§ **EXERCISE PROMPT**
Give the listing again exactly, omitting its images.

§ **PROVIDED RECORDS**
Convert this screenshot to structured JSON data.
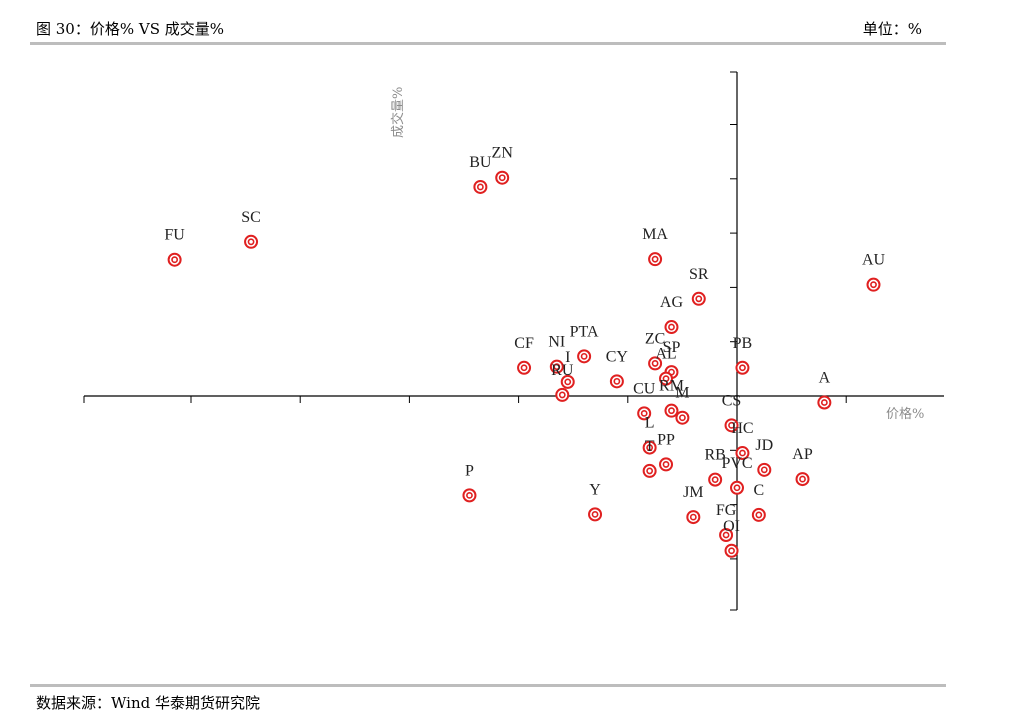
{
  "header": {
    "title": "图 30：价格% VS  成交量%",
    "unit": "单位：%"
  },
  "footer": {
    "source": "数据来源：Wind  华泰期货研究院"
  },
  "chart_data": {
    "type": "scatter",
    "xlabel": "价格%",
    "ylabel": "成交量%",
    "marker_color": "#e02020",
    "x_ticks_every": 2,
    "y_ticks_every": 10,
    "grid": false,
    "points": [
      {
        "label": "FU",
        "x": -10.3,
        "y": 25.1
      },
      {
        "label": "SC",
        "x": -8.9,
        "y": 28.4
      },
      {
        "label": "BU",
        "x": -4.7,
        "y": 38.5
      },
      {
        "label": "ZN",
        "x": -4.3,
        "y": 40.2
      },
      {
        "label": "MA",
        "x": -1.5,
        "y": 25.2
      },
      {
        "label": "SR",
        "x": -0.7,
        "y": 17.9
      },
      {
        "label": "AG",
        "x": -1.2,
        "y": 12.7
      },
      {
        "label": "AU",
        "x": 2.5,
        "y": 20.5
      },
      {
        "label": "CF",
        "x": -3.9,
        "y": 5.2
      },
      {
        "label": "NI",
        "x": -3.3,
        "y": 5.4
      },
      {
        "label": "PTA",
        "x": -2.8,
        "y": 7.3
      },
      {
        "label": "I",
        "x": -3.1,
        "y": 2.6
      },
      {
        "label": "RU",
        "x": -3.2,
        "y": 0.2
      },
      {
        "label": "CY",
        "x": -2.2,
        "y": 2.7
      },
      {
        "label": "ZC",
        "x": -1.5,
        "y": 6.0
      },
      {
        "label": "SP",
        "x": -1.2,
        "y": 4.4
      },
      {
        "label": "AL",
        "x": -1.3,
        "y": 3.2
      },
      {
        "label": "PB",
        "x": 0.1,
        "y": 5.2
      },
      {
        "label": "A",
        "x": 1.6,
        "y": -1.2
      },
      {
        "label": "CU",
        "x": -1.7,
        "y": -3.2
      },
      {
        "label": "RM",
        "x": -1.2,
        "y": -2.7
      },
      {
        "label": "M",
        "x": -1.0,
        "y": -4.0
      },
      {
        "label": "L",
        "x": -1.6,
        "y": -9.5
      },
      {
        "label": "PP",
        "x": -1.3,
        "y": -12.6
      },
      {
        "label": "T",
        "x": -1.6,
        "y": -13.8
      },
      {
        "label": "CS",
        "x": -0.1,
        "y": -5.4
      },
      {
        "label": "HC",
        "x": 0.1,
        "y": -10.5
      },
      {
        "label": "JD",
        "x": 0.5,
        "y": -13.6
      },
      {
        "label": "AP",
        "x": 1.2,
        "y": -15.3
      },
      {
        "label": "RB",
        "x": -0.4,
        "y": -15.4
      },
      {
        "label": "PVC",
        "x": 0.0,
        "y": -16.9
      },
      {
        "label": "C",
        "x": 0.4,
        "y": -21.9
      },
      {
        "label": "JM",
        "x": -0.8,
        "y": -22.3
      },
      {
        "label": "FG",
        "x": -0.2,
        "y": -25.6
      },
      {
        "label": "OI",
        "x": -0.1,
        "y": -28.5
      },
      {
        "label": "P",
        "x": -4.9,
        "y": -18.3
      },
      {
        "label": "Y",
        "x": -2.6,
        "y": -21.8
      }
    ]
  }
}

§ **ANSWER TO THIS EXERCISE**
Convert this screenshot to structured JSON data.
{
  "header": {
    "title": "图 30：价格% VS  成交量%",
    "unit": "单位：%"
  },
  "footer": {
    "source": "数据来源：Wind  华泰期货研究院"
  },
  "chart_data": {
    "type": "scatter",
    "xlabel": "价格%",
    "ylabel": "成交量%",
    "marker_color": "#e02020",
    "x_ticks_every": 2,
    "y_ticks_every": 10,
    "grid": false,
    "points": [
      {
        "label": "FU",
        "x": -10.3,
        "y": 25.1
      },
      {
        "label": "SC",
        "x": -8.9,
        "y": 28.4
      },
      {
        "label": "BU",
        "x": -4.7,
        "y": 38.5
      },
      {
        "label": "ZN",
        "x": -4.3,
        "y": 40.2
      },
      {
        "label": "MA",
        "x": -1.5,
        "y": 25.2
      },
      {
        "label": "SR",
        "x": -0.7,
        "y": 17.9
      },
      {
        "label": "AG",
        "x": -1.2,
        "y": 12.7
      },
      {
        "label": "AU",
        "x": 2.5,
        "y": 20.5
      },
      {
        "label": "CF",
        "x": -3.9,
        "y": 5.2
      },
      {
        "label": "NI",
        "x": -3.3,
        "y": 5.4
      },
      {
        "label": "PTA",
        "x": -2.8,
        "y": 7.3
      },
      {
        "label": "I",
        "x": -3.1,
        "y": 2.6
      },
      {
        "label": "RU",
        "x": -3.2,
        "y": 0.2
      },
      {
        "label": "CY",
        "x": -2.2,
        "y": 2.7
      },
      {
        "label": "ZC",
        "x": -1.5,
        "y": 6.0
      },
      {
        "label": "SP",
        "x": -1.2,
        "y": 4.4
      },
      {
        "label": "AL",
        "x": -1.3,
        "y": 3.2
      },
      {
        "label": "PB",
        "x": 0.1,
        "y": 5.2
      },
      {
        "label": "A",
        "x": 1.6,
        "y": -1.2
      },
      {
        "label": "CU",
        "x": -1.7,
        "y": -3.2
      },
      {
        "label": "RM",
        "x": -1.2,
        "y": -2.7
      },
      {
        "label": "M",
        "x": -1.0,
        "y": -4.0
      },
      {
        "label": "L",
        "x": -1.6,
        "y": -9.5
      },
      {
        "label": "PP",
        "x": -1.3,
        "y": -12.6
      },
      {
        "label": "T",
        "x": -1.6,
        "y": -13.8
      },
      {
        "label": "CS",
        "x": -0.1,
        "y": -5.4
      },
      {
        "label": "HC",
        "x": 0.1,
        "y": -10.5
      },
      {
        "label": "JD",
        "x": 0.5,
        "y": -13.6
      },
      {
        "label": "AP",
        "x": 1.2,
        "y": -15.3
      },
      {
        "label": "RB",
        "x": -0.4,
        "y": -15.4
      },
      {
        "label": "PVC",
        "x": 0.0,
        "y": -16.9
      },
      {
        "label": "C",
        "x": 0.4,
        "y": -21.9
      },
      {
        "label": "JM",
        "x": -0.8,
        "y": -22.3
      },
      {
        "label": "FG",
        "x": -0.2,
        "y": -25.6
      },
      {
        "label": "OI",
        "x": -0.1,
        "y": -28.5
      },
      {
        "label": "P",
        "x": -4.9,
        "y": -18.3
      },
      {
        "label": "Y",
        "x": -2.6,
        "y": -21.8
      }
    ]
  }
}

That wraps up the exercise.